Records excerpted from a collection:
■ ■ ■ ■ ■ ■ ■

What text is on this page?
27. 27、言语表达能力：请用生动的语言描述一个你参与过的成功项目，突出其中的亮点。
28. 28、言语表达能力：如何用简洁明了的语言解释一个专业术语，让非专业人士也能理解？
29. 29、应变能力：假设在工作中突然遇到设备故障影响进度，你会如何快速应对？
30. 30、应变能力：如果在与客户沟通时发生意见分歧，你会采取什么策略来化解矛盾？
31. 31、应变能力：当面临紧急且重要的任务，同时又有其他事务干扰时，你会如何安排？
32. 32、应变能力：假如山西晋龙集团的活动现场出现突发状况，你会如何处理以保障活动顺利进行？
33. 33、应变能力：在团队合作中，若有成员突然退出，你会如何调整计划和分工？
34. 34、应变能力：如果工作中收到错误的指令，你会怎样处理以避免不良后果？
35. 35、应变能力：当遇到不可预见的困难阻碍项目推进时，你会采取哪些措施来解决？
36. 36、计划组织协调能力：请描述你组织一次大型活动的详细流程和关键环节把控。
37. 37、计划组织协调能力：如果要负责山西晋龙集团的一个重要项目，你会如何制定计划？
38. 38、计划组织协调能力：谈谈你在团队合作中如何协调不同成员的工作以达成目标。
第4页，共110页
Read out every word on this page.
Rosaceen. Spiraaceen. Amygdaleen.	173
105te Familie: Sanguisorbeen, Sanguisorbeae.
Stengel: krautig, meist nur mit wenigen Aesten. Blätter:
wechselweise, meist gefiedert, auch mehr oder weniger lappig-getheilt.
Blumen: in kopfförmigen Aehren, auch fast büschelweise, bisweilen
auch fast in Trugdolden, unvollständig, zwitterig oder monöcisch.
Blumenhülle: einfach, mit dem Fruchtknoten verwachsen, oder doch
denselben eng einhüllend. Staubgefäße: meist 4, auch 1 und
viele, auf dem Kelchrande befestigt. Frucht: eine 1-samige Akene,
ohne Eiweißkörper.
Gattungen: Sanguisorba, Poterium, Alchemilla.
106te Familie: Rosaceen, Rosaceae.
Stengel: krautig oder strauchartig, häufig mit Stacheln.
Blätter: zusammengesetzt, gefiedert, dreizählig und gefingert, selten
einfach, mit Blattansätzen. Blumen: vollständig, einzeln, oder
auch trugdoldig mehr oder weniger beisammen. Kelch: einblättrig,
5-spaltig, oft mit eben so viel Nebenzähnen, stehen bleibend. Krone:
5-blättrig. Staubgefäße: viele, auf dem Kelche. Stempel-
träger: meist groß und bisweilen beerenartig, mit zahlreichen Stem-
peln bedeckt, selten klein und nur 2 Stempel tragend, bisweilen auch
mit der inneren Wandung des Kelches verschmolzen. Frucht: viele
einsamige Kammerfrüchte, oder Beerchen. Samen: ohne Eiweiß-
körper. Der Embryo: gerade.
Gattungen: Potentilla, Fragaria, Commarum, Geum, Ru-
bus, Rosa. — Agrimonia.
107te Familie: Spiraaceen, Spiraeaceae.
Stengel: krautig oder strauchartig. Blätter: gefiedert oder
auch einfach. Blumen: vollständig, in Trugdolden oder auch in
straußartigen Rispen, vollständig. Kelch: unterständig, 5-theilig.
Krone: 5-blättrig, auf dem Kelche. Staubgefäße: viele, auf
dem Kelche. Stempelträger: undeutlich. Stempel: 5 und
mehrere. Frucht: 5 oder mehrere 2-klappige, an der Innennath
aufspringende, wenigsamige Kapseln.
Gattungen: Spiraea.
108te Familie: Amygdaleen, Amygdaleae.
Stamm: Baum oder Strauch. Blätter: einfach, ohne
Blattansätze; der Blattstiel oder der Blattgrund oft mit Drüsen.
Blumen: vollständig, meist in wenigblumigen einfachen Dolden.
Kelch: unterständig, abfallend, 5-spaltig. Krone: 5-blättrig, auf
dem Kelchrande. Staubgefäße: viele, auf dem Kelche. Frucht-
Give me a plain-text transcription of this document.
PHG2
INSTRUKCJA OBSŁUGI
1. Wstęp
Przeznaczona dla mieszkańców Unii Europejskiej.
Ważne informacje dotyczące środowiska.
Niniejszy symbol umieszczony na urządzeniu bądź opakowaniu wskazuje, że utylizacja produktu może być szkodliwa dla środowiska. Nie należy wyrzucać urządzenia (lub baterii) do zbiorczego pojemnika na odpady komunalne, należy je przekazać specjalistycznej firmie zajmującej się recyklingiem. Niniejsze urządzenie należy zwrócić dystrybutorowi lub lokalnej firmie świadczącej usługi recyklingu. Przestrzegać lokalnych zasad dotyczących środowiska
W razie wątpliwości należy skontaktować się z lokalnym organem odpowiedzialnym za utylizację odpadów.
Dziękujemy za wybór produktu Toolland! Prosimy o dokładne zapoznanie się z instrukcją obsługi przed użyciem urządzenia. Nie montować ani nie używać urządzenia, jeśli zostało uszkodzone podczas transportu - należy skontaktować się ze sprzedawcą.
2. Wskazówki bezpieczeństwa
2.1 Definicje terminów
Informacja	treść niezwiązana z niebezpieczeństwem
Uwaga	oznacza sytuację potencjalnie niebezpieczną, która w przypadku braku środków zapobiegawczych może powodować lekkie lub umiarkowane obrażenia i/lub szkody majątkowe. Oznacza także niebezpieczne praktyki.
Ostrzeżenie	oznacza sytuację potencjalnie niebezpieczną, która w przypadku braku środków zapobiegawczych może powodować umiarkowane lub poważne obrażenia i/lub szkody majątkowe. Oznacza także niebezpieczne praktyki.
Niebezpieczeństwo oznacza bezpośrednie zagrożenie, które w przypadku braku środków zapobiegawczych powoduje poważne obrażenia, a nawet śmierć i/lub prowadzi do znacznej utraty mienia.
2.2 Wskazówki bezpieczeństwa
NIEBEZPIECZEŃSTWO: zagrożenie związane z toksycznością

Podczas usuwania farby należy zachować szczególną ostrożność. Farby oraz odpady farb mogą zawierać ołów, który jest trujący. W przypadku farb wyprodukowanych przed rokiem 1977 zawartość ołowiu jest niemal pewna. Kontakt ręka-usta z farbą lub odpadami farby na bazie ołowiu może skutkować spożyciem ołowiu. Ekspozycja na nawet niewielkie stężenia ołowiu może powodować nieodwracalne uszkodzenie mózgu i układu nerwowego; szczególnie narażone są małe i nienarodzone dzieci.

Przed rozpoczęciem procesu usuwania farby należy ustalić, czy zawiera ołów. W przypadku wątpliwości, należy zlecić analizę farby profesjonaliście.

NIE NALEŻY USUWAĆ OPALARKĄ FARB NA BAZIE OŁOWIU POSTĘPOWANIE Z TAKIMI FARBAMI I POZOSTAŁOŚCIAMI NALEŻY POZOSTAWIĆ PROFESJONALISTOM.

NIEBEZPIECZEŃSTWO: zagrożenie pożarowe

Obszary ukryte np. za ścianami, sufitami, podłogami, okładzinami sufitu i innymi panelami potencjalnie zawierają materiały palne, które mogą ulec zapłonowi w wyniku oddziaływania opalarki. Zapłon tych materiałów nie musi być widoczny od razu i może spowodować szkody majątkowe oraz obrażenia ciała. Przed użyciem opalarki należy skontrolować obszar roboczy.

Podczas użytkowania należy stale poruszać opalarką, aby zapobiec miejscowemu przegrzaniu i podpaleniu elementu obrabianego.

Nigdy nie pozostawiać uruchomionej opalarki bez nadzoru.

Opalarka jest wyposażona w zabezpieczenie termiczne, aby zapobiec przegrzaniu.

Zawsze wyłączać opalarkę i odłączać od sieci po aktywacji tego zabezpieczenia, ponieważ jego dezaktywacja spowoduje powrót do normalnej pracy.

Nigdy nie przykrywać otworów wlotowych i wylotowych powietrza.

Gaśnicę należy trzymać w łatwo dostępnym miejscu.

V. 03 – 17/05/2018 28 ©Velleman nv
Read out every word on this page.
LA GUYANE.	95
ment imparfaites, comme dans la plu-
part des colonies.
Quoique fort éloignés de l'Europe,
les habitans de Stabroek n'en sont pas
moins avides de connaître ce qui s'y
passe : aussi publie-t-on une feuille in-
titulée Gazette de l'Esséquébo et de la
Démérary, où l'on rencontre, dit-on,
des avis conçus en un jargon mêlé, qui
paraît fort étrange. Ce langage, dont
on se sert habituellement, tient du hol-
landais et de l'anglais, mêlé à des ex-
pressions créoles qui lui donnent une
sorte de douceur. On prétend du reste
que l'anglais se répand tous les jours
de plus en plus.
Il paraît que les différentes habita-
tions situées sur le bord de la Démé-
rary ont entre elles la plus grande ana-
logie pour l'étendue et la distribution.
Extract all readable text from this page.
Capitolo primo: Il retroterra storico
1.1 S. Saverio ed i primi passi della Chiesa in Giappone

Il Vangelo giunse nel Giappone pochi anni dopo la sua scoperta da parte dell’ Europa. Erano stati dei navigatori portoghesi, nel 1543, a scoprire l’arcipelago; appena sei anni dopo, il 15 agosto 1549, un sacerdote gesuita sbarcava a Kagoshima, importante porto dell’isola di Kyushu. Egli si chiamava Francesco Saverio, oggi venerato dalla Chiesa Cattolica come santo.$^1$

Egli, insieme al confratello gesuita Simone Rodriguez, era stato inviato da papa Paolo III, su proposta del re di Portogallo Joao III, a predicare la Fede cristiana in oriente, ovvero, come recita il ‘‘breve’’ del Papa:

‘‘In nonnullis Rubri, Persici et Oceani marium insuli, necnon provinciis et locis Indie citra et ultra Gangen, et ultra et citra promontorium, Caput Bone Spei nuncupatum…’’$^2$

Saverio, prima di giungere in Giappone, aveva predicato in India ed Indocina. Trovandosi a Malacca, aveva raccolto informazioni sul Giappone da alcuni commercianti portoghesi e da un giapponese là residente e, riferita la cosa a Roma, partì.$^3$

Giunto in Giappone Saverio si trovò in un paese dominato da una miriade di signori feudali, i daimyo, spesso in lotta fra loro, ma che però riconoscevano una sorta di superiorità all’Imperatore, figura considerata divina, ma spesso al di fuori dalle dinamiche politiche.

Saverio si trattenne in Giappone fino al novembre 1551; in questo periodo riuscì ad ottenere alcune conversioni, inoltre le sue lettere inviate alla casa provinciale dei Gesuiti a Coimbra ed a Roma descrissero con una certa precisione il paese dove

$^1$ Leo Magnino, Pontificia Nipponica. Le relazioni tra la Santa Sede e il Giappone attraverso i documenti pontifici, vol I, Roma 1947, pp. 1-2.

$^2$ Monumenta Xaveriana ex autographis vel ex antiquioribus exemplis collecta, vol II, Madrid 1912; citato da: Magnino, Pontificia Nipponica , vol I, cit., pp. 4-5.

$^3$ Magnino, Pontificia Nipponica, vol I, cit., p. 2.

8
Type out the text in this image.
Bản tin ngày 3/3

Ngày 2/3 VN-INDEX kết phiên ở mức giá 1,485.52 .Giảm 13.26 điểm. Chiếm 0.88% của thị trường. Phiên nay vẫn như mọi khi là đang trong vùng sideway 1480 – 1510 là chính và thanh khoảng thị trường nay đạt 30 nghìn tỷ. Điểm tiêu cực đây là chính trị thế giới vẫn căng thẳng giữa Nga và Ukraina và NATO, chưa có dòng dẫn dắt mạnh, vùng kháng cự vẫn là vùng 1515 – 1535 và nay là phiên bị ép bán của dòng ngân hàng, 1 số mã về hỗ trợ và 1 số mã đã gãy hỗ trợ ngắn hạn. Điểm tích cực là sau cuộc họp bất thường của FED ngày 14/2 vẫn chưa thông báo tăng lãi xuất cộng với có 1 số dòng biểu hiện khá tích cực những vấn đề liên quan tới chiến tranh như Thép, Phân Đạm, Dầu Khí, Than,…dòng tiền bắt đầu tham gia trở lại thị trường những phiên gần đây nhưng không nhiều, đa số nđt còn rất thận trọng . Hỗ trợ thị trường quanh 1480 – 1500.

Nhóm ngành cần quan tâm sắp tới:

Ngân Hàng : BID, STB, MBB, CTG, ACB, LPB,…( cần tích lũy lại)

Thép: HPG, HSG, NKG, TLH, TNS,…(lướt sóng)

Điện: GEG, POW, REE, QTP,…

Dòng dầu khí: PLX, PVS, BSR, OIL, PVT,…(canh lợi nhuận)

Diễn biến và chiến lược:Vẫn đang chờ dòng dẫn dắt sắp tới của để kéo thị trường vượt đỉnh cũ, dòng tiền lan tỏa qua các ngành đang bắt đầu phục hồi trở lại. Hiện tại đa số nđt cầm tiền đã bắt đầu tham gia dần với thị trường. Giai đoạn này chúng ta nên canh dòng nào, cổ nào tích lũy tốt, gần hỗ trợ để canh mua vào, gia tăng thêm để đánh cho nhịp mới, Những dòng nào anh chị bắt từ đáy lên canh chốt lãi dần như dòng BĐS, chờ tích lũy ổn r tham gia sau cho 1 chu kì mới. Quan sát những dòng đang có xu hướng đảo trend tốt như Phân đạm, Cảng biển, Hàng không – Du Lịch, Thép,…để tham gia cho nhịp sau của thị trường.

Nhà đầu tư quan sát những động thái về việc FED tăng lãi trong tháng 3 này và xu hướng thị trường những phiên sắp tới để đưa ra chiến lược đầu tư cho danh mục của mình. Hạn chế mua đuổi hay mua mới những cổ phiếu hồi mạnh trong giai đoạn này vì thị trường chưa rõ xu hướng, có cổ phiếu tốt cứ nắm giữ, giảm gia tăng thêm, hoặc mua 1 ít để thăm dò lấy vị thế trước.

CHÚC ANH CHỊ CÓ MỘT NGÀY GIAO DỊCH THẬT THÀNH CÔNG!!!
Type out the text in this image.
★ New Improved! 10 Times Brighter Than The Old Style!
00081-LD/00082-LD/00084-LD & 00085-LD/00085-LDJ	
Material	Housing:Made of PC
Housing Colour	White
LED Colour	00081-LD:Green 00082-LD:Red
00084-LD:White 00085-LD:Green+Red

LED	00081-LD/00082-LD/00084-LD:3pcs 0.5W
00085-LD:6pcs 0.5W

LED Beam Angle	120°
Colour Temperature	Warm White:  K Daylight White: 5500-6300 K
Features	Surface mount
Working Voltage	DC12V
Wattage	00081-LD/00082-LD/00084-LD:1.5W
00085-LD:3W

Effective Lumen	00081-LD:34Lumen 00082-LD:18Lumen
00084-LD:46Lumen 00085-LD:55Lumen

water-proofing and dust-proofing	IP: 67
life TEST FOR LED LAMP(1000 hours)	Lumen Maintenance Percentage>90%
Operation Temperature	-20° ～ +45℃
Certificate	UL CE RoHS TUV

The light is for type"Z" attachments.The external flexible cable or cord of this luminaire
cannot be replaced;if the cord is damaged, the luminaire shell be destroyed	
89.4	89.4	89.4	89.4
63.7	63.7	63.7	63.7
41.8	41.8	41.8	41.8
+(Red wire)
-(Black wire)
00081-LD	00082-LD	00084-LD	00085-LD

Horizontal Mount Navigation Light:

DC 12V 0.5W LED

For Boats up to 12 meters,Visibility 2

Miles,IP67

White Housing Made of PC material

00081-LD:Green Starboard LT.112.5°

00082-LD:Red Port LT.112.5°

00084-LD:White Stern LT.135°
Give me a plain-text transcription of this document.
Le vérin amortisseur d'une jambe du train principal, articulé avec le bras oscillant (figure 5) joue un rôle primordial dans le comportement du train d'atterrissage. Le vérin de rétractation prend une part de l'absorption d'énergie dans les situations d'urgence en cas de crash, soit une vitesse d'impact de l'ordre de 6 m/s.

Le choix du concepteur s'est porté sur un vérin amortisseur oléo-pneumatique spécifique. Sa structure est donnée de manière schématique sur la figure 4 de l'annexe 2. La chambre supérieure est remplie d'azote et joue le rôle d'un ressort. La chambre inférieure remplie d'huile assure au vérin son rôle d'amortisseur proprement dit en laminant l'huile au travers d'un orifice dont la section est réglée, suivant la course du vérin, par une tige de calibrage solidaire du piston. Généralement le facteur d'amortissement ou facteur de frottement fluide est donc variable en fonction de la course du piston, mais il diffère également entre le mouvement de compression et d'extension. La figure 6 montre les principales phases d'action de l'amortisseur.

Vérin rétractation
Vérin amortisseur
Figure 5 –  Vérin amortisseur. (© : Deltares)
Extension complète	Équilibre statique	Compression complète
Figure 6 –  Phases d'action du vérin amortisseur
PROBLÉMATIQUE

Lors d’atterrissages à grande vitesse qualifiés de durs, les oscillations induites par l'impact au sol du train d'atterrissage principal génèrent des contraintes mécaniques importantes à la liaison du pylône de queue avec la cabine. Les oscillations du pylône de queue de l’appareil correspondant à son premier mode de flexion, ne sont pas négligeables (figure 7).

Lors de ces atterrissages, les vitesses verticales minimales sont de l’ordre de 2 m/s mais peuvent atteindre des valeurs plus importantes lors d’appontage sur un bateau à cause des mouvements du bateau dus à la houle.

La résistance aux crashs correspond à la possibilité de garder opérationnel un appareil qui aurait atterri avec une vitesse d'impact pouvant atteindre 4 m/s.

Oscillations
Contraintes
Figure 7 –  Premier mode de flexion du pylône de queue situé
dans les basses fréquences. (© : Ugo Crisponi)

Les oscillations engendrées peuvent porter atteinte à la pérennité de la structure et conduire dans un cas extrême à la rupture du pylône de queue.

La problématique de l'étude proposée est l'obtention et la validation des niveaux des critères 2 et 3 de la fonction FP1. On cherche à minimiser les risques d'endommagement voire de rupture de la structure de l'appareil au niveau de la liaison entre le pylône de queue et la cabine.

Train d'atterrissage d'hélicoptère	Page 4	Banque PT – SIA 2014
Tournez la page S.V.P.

■ ■ ■ ■ ■ ■ ■

## WORK TO BE COMPLETED
Search the data for "come". Copy every matching line.

## TASK RESPONSE
Il Vangelo giunse nel Giappone pochi anni dopo la sua scoperta da parte dell’ Europa. Erano stati dei navigatori portoghesi, nel 1543, a scoprire l’arcipelago; appena sei anni dopo, il 15 agosto 1549, un sacerdote gesuita sbarcava a Kagoshima, importante porto dell’isola di Kyushu. Egli si chiamava Francesco Saverio, oggi venerato dalla Chiesa Cattolica come santo.$^1$
Egli, insieme al confratello gesuita Simone Rodriguez, era stato inviato da papa Paolo III, su proposta del re di Portogallo Joao III, a predicare la Fede cristiana in oriente, ovvero, come recita il ‘‘breve’’ del Papa:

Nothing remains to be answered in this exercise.